Data excerpts
◆ ◆ ◆
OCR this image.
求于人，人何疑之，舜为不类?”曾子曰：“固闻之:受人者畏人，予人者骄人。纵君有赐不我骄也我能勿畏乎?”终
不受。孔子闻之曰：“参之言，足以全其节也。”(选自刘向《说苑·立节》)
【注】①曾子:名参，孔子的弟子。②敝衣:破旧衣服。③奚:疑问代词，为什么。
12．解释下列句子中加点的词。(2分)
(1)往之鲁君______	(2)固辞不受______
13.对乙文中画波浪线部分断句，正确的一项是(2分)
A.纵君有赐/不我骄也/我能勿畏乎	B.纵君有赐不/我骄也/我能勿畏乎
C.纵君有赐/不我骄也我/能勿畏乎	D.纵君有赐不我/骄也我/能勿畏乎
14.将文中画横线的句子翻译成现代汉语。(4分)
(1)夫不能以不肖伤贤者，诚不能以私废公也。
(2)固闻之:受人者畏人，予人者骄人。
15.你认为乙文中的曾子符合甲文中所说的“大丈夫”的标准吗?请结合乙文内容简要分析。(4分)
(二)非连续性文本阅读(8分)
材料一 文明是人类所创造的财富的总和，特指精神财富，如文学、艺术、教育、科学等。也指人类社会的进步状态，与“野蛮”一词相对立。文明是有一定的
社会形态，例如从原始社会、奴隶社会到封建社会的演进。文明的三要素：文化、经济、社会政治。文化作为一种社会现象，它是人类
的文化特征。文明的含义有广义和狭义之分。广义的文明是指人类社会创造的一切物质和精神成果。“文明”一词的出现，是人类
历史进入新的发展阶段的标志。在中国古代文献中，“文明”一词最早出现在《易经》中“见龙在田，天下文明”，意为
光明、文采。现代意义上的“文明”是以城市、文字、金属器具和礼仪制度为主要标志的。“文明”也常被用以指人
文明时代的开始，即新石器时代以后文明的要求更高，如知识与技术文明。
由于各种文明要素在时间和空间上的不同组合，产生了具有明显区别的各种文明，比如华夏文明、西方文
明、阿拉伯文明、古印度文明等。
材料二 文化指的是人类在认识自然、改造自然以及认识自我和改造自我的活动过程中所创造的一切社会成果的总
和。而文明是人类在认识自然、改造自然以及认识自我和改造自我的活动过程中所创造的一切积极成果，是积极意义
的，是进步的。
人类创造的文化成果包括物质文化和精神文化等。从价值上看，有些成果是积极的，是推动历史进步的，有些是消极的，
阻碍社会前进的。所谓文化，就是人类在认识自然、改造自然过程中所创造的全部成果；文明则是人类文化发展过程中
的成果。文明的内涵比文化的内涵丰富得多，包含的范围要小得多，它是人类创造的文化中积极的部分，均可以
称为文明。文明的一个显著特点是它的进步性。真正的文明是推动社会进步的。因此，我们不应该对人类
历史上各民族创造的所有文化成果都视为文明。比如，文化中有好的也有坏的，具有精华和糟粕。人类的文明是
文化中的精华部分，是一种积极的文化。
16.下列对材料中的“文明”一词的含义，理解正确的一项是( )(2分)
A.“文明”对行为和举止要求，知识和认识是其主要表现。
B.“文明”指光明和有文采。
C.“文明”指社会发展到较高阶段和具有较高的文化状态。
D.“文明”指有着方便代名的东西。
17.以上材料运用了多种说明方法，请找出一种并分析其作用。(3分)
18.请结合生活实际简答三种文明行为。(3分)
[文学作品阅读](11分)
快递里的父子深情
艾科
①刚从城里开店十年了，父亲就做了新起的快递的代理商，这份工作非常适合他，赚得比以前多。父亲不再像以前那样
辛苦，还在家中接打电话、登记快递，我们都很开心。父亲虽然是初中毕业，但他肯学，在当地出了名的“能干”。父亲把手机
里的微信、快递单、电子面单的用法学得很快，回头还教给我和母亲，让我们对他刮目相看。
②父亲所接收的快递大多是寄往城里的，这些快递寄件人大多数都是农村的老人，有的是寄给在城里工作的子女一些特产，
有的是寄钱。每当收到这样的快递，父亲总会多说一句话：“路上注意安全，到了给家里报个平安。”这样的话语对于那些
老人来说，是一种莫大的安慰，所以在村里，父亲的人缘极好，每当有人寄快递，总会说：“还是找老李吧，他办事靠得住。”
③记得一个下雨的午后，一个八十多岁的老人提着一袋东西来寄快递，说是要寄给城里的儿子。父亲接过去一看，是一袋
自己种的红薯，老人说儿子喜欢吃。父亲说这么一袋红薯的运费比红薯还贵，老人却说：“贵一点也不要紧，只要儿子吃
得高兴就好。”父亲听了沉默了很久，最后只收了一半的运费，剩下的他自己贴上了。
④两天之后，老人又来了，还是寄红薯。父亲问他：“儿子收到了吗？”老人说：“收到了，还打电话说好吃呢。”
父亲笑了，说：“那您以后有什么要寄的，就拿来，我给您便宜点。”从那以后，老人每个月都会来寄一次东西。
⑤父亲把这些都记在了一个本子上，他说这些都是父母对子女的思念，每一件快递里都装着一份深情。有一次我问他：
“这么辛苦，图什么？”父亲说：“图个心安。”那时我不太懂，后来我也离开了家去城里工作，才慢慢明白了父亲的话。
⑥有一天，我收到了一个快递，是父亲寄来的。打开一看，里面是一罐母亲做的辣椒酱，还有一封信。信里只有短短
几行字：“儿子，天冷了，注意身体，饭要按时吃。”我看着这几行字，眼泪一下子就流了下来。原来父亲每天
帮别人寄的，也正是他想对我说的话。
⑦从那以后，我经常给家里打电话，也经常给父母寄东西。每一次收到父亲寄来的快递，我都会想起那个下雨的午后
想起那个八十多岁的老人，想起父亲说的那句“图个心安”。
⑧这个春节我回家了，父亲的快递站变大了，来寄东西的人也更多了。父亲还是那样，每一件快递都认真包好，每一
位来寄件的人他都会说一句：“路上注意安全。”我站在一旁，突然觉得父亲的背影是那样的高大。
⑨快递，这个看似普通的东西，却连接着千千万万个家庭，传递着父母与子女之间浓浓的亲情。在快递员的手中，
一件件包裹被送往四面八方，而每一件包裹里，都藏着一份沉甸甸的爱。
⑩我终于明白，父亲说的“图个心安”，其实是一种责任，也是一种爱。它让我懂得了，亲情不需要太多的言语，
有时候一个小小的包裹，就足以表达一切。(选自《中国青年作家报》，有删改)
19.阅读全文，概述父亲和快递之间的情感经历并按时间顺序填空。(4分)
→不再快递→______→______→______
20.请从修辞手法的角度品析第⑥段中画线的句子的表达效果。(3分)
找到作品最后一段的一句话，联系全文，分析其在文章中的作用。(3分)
◆ ◆ ◆
■ WHAT TO PRODUCE
Go through the listing and print each line exactly as it appears.

■ OUTPUT OF THE EXERCISE
OCR this image.
求于人，人何疑之，舜为不类?”曾子曰：“固闻之:受人者畏人，予人者骄人。纵君有赐不我骄也我能勿畏乎?”终
不受。孔子闻之曰：“参之言，足以全其节也。”(选自刘向《说苑·立节》)
【注】①曾子:名参，孔子的弟子。②敝衣:破旧衣服。③奚:疑问代词，为什么。
12．解释下列句子中加点的词。(2分)
(1)往之鲁君______	(2)固辞不受______
13.对乙文中画波浪线部分断句，正确的一项是(2分)
A.纵君有赐/不我骄也/我能勿畏乎	B.纵君有赐不/我骄也/我能勿畏乎
C.纵君有赐/不我骄也我/能勿畏乎	D.纵君有赐不我/骄也我/能勿畏乎
14.将文中画横线的句子翻译成现代汉语。(4分)
(1)夫不能以不肖伤贤者，诚不能以私废公也。
(2)固闻之:受人者畏人，予人者骄人。
15.你认为乙文中的曾子符合甲文中所说的“大丈夫”的标准吗?请结合乙文内容简要分析。(4分)
(二)非连续性文本阅读(8分)
材料一 文明是人类所创造的财富的总和，特指精神财富，如文学、艺术、教育、科学等。也指人类社会的进步状态，与“野蛮”一词相对立。文明是有一定的
社会形态，例如从原始社会、奴隶社会到封建社会的演进。文明的三要素：文化、经济、社会政治。文化作为一种社会现象，它是人类
的文化特征。文明的含义有广义和狭义之分。广义的文明是指人类社会创造的一切物质和精神成果。“文明”一词的出现，是人类
历史进入新的发展阶段的标志。在中国古代文献中，“文明”一词最早出现在《易经》中“见龙在田，天下文明”，意为
光明、文采。现代意义上的“文明”是以城市、文字、金属器具和礼仪制度为主要标志的。“文明”也常被用以指人
文明时代的开始，即新石器时代以后文明的要求更高，如知识与技术文明。
由于各种文明要素在时间和空间上的不同组合，产生了具有明显区别的各种文明，比如华夏文明、西方文
明、阿拉伯文明、古印度文明等。
材料二 文化指的是人类在认识自然、改造自然以及认识自我和改造自我的活动过程中所创造的一切社会成果的总
和。而文明是人类在认识自然、改造自然以及认识自我和改造自我的活动过程中所创造的一切积极成果，是积极意义
的，是进步的。
人类创造的文化成果包括物质文化和精神文化等。从价值上看，有些成果是积极的，是推动历史进步的，有些是消极的，
阻碍社会前进的。所谓文化，就是人类在认识自然、改造自然过程中所创造的全部成果；文明则是人类文化发展过程中
的成果。文明的内涵比文化的内涵丰富得多，包含的范围要小得多，它是人类创造的文化中积极的部分，均可以
称为文明。文明的一个显著特点是它的进步性。真正的文明是推动社会进步的。因此，我们不应该对人类
历史上各民族创造的所有文化成果都视为文明。比如，文化中有好的也有坏的，具有精华和糟粕。人类的文明是
文化中的精华部分，是一种积极的文化。
16.下列对材料中的“文明”一词的含义，理解正确的一项是( )(2分)
A.“文明”对行为和举止要求，知识和认识是其主要表现。
B.“文明”指光明和有文采。
C.“文明”指社会发展到较高阶段和具有较高的文化状态。
D.“文明”指有着方便代名的东西。
17.以上材料运用了多种说明方法，请找出一种并分析其作用。(3分)
18.请结合生活实际简答三种文明行为。(3分)
[文学作品阅读](11分)
快递里的父子深情
艾科
①刚从城里开店十年了，父亲就做了新起的快递的代理商，这份工作非常适合他，赚得比以前多。父亲不再像以前那样
辛苦，还在家中接打电话、登记快递，我们都很开心。父亲虽然是初中毕业，但他肯学，在当地出了名的“能干”。父亲把手机
里的微信、快递单、电子面单的用法学得很快，回头还教给我和母亲，让我们对他刮目相看。
②父亲所接收的快递大多是寄往城里的，这些快递寄件人大多数都是农村的老人，有的是寄给在城里工作的子女一些特产，
有的是寄钱。每当收到这样的快递，父亲总会多说一句话：“路上注意安全，到了给家里报个平安。”这样的话语对于那些
老人来说，是一种莫大的安慰，所以在村里，父亲的人缘极好，每当有人寄快递，总会说：“还是找老李吧，他办事靠得住。”
③记得一个下雨的午后，一个八十多岁的老人提着一袋东西来寄快递，说是要寄给城里的儿子。父亲接过去一看，是一袋
自己种的红薯，老人说儿子喜欢吃。父亲说这么一袋红薯的运费比红薯还贵，老人却说：“贵一点也不要紧，只要儿子吃
得高兴就好。”父亲听了沉默了很久，最后只收了一半的运费，剩下的他自己贴上了。
④两天之后，老人又来了，还是寄红薯。父亲问他：“儿子收到了吗？”老人说：“收到了，还打电话说好吃呢。”
父亲笑了，说：“那您以后有什么要寄的，就拿来，我给您便宜点。”从那以后，老人每个月都会来寄一次东西。
⑤父亲把这些都记在了一个本子上，他说这些都是父母对子女的思念，每一件快递里都装着一份深情。有一次我问他：
“这么辛苦，图什么？”父亲说：“图个心安。”那时我不太懂，后来我也离开了家去城里工作，才慢慢明白了父亲的话。
⑥有一天，我收到了一个快递，是父亲寄来的。打开一看，里面是一罐母亲做的辣椒酱，还有一封信。信里只有短短
几行字：“儿子，天冷了，注意身体，饭要按时吃。”我看着这几行字，眼泪一下子就流了下来。原来父亲每天
帮别人寄的，也正是他想对我说的话。
⑦从那以后，我经常给家里打电话，也经常给父母寄东西。每一次收到父亲寄来的快递，我都会想起那个下雨的午后
想起那个八十多岁的老人，想起父亲说的那句“图个心安”。
⑧这个春节我回家了，父亲的快递站变大了，来寄东西的人也更多了。父亲还是那样，每一件快递都认真包好，每一
位来寄件的人他都会说一句：“路上注意安全。”我站在一旁，突然觉得父亲的背影是那样的高大。
⑨快递，这个看似普通的东西，却连接着千千万万个家庭，传递着父母与子女之间浓浓的亲情。在快递员的手中，
一件件包裹被送往四面八方，而每一件包裹里，都藏着一份沉甸甸的爱。
⑩我终于明白，父亲说的“图个心安”，其实是一种责任，也是一种爱。它让我懂得了，亲情不需要太多的言语，
有时候一个小小的包裹，就足以表达一切。(选自《中国青年作家报》，有删改)
19.阅读全文，概述父亲和快递之间的情感经历并按时间顺序填空。(4分)
→不再快递→______→______→______
20.请从修辞手法的角度品析第⑥段中画线的句子的表达效果。(3分)
找到作品最后一段的一句话，联系全文，分析其在文章中的作用。(3分)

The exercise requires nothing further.